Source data
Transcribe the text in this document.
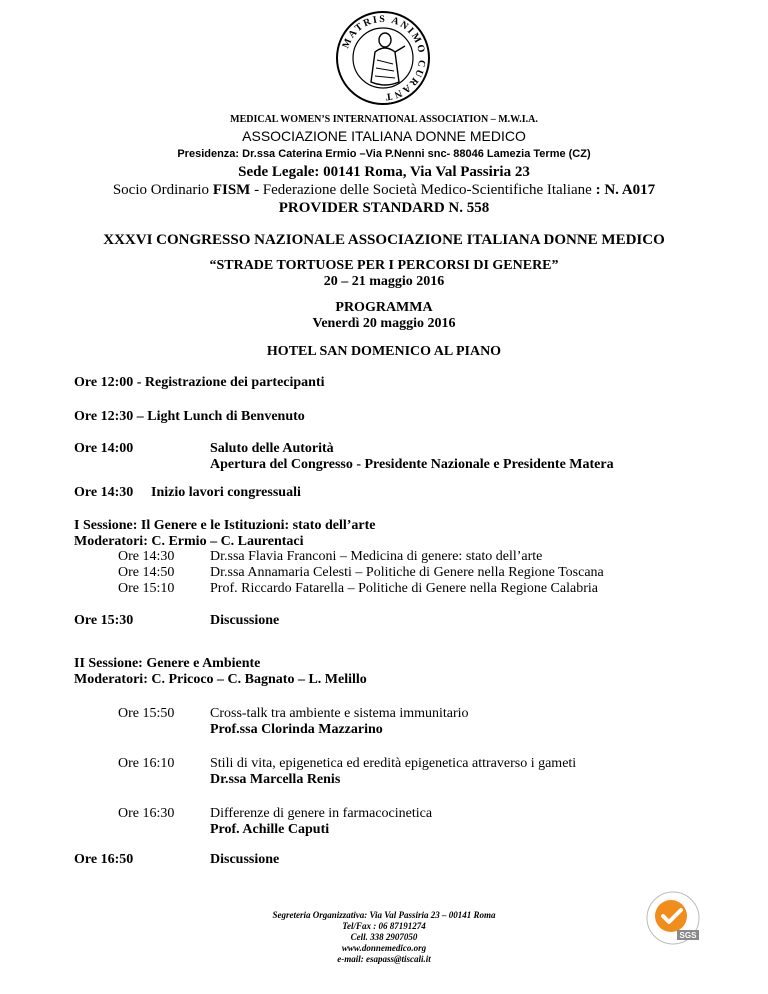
MATRIS ANIMO CURANT
MEDICAL WOMEN’S INTERNATIONAL ASSOCIATION – M.W.I.A.
ASSOCIAZIONE ITALIANA DONNE MEDICO
Presidenza: Dr.ssa Caterina Ermio –Via P.Nenni snc- 88046 Lamezia Terme (CZ)
Sede Legale: 00141 Roma, Via Val Passiria 23
Socio Ordinario FISM - Federazione delle Società Medico-Scientifiche Italiane : N. A017
PROVIDER STANDARD N. 558
XXXVI CONGRESSO NAZIONALE ASSOCIAZIONE ITALIANA DONNE MEDICO
“STRADE TORTUOSE PER I PERCORSI DI GENERE”
20 – 21 maggio 2016
PROGRAMMA
Venerdì 20 maggio 2016
HOTEL SAN DOMENICO AL PIANO
Ore 12:00 - Registrazione dei partecipanti
Ore 12:30 – Light Lunch di Benvenuto
Ore 14:00	Saluto delle Autorità
Apertura del Congresso - Presidente Nazionale e Presidente Matera
Ore 14:30 Inizio lavori congressuali
I Sessione: Il Genere e le Istituzioni: stato dell’arte
Moderatori: C. Ermio – C. Laurentaci
Ore 14:30	Dr.ssa Flavia Franconi – Medicina di genere: stato dell’arte
Ore 14:50	Dr.ssa Annamaria Celesti – Politiche di Genere nella Regione Toscana
Ore 15:10	Prof. Riccardo Fatarella – Politiche di Genere nella Regione Calabria
Ore 15:30	Discussione
II Sessione: Genere e Ambiente
Moderatori: C. Pricoco – C. Bagnato – L. Melillo
Ore 15:50	Cross-talk tra ambiente e sistema immunitario
Prof.ssa Clorinda Mazzarino
Ore 16:10	Stili di vita, epigenetica ed eredità epigenetica attraverso i gameti
Dr.ssa Marcella Renis
Ore 16:30	Differenze di genere in farmacocinetica
Prof. Achille Caputi
Ore 16:50	Discussione
Segreteria Organizzativa: Via Val Passiria 23 – 00141 Roma
Tel/Fax : 06 87191274
Cell. 338 2907050
www.donnemedico.org
e-mail: esapass@tiscali.it
SGS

Task description: Extract each line from the entries above that contains the string "Sessione".

Reply to the task:
I Sessione: Il Genere e le Istituzioni: stato dell’arte
II Sessione: Genere e Ambiente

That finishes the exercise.